MATERIAL
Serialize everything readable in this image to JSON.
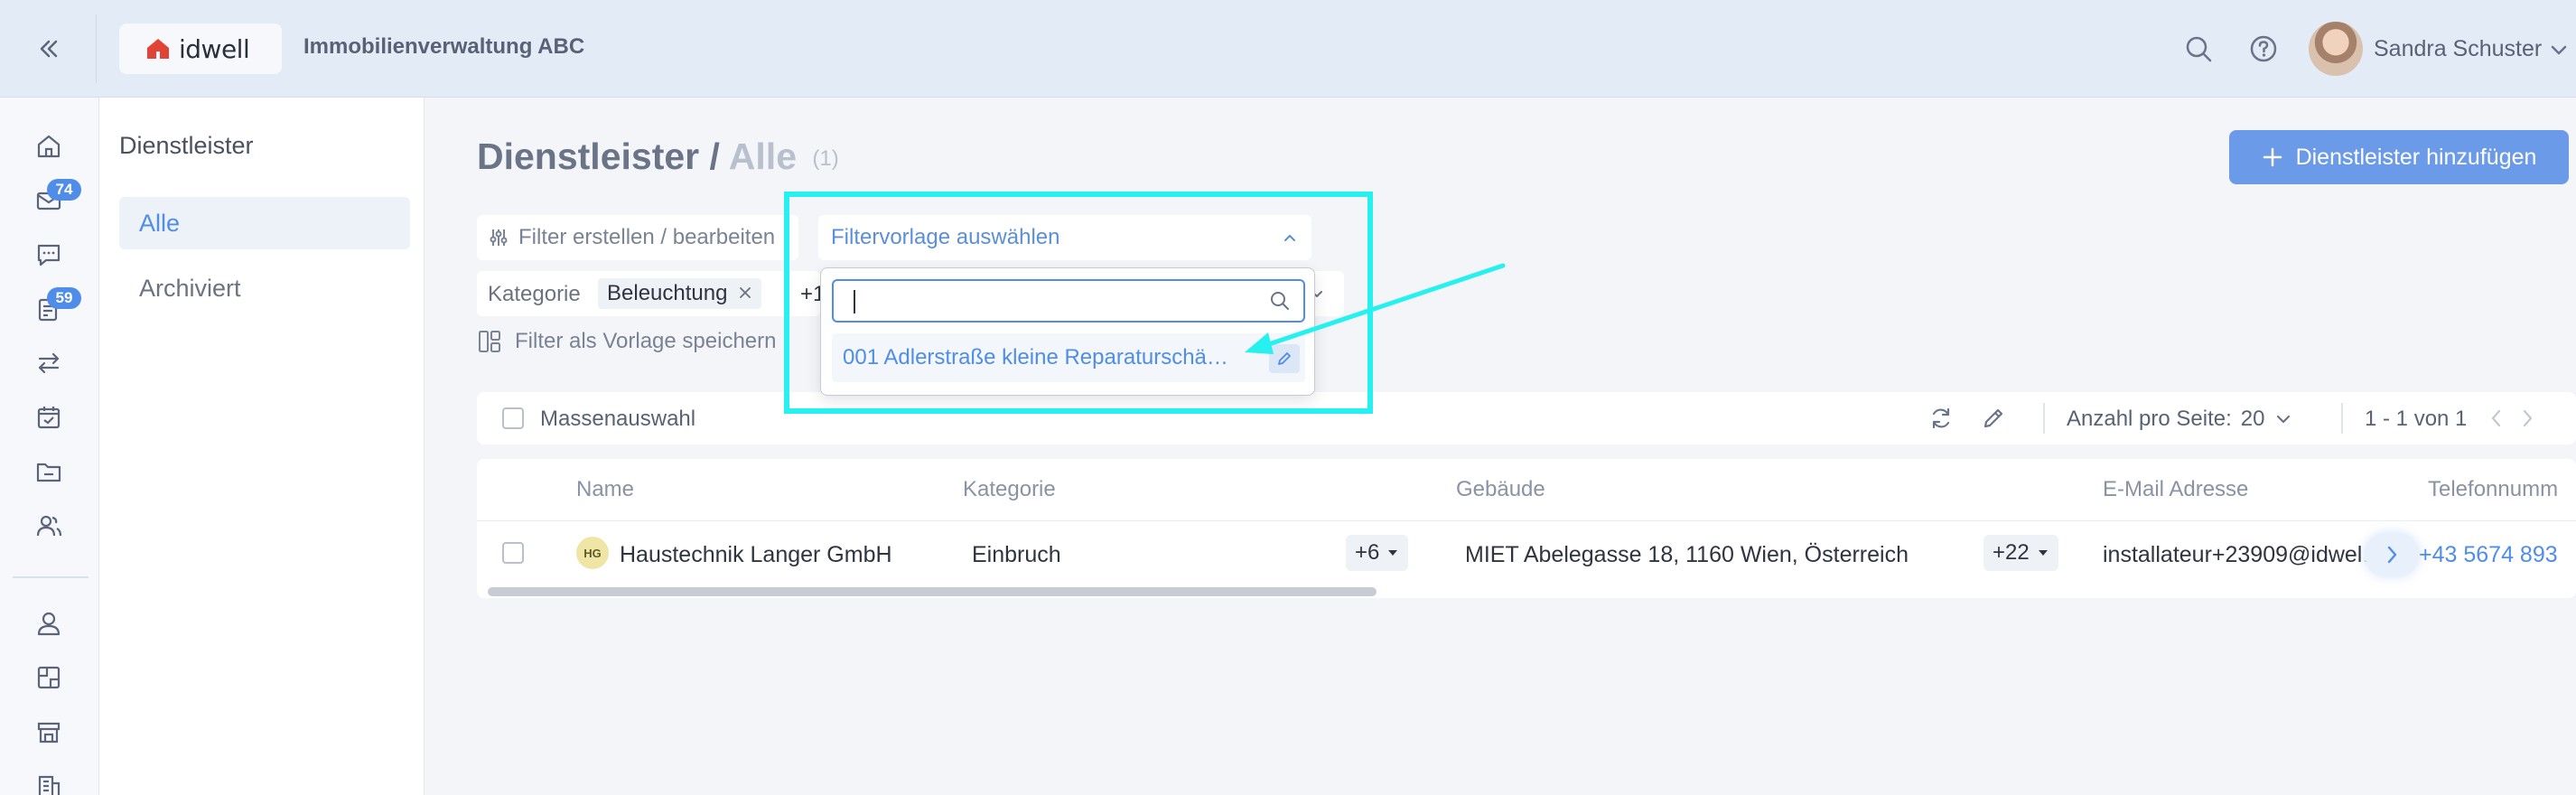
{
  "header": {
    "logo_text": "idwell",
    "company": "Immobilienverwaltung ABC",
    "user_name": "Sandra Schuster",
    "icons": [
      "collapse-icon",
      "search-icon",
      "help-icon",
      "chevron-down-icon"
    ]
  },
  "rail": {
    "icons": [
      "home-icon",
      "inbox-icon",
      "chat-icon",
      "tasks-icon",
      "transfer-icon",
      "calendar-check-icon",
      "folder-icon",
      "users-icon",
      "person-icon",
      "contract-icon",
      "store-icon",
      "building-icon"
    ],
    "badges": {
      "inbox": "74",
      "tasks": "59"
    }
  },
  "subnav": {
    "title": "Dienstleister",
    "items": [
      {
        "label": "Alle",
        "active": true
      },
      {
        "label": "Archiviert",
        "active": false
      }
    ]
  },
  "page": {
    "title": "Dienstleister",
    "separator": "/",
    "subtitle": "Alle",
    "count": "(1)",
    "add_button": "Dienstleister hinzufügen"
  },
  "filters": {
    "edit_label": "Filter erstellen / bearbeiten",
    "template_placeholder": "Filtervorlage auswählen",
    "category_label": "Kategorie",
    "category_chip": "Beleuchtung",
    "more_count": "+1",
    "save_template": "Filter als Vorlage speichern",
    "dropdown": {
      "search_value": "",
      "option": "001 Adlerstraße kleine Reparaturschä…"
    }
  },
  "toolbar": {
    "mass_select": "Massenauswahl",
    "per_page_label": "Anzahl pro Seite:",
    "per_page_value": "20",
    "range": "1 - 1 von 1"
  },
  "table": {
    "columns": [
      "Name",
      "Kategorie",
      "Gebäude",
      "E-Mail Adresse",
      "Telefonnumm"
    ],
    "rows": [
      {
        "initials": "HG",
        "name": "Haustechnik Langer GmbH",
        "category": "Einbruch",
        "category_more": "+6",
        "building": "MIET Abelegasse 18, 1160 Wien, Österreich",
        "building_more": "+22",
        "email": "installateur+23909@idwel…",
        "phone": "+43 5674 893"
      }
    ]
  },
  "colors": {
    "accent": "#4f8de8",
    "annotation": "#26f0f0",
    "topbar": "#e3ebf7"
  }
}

WHAT THE TASK REQUIRES
Skip the pictures, then retype every line above exactly.

THE RESPONSE
Serialize everything readable in this image to JSON.
{
  "header": {
    "logo_text": "idwell",
    "company": "Immobilienverwaltung ABC",
    "user_name": "Sandra Schuster",
    "icons": [
      "collapse-icon",
      "search-icon",
      "help-icon",
      "chevron-down-icon"
    ]
  },
  "rail": {
    "icons": [
      "home-icon",
      "inbox-icon",
      "chat-icon",
      "tasks-icon",
      "transfer-icon",
      "calendar-check-icon",
      "folder-icon",
      "users-icon",
      "person-icon",
      "contract-icon",
      "store-icon",
      "building-icon"
    ],
    "badges": {
      "inbox": "74",
      "tasks": "59"
    }
  },
  "subnav": {
    "title": "Dienstleister",
    "items": [
      {
        "label": "Alle",
        "active": true
      },
      {
        "label": "Archiviert",
        "active": false
      }
    ]
  },
  "page": {
    "title": "Dienstleister",
    "separator": "/",
    "subtitle": "Alle",
    "count": "(1)",
    "add_button": "Dienstleister hinzufügen"
  },
  "filters": {
    "edit_label": "Filter erstellen / bearbeiten",
    "template_placeholder": "Filtervorlage auswählen",
    "category_label": "Kategorie",
    "category_chip": "Beleuchtung",
    "more_count": "+1",
    "save_template": "Filter als Vorlage speichern",
    "dropdown": {
      "search_value": "",
      "option": "001 Adlerstraße kleine Reparaturschä…"
    }
  },
  "toolbar": {
    "mass_select": "Massenauswahl",
    "per_page_label": "Anzahl pro Seite:",
    "per_page_value": "20",
    "range": "1 - 1 von 1"
  },
  "table": {
    "columns": [
      "Name",
      "Kategorie",
      "Gebäude",
      "E-Mail Adresse",
      "Telefonnumm"
    ],
    "rows": [
      {
        "initials": "HG",
        "name": "Haustechnik Langer GmbH",
        "category": "Einbruch",
        "category_more": "+6",
        "building": "MIET Abelegasse 18, 1160 Wien, Österreich",
        "building_more": "+22",
        "email": "installateur+23909@idwel…",
        "phone": "+43 5674 893"
      }
    ]
  },
  "colors": {
    "accent": "#4f8de8",
    "annotation": "#26f0f0",
    "topbar": "#e3ebf7"
  }
}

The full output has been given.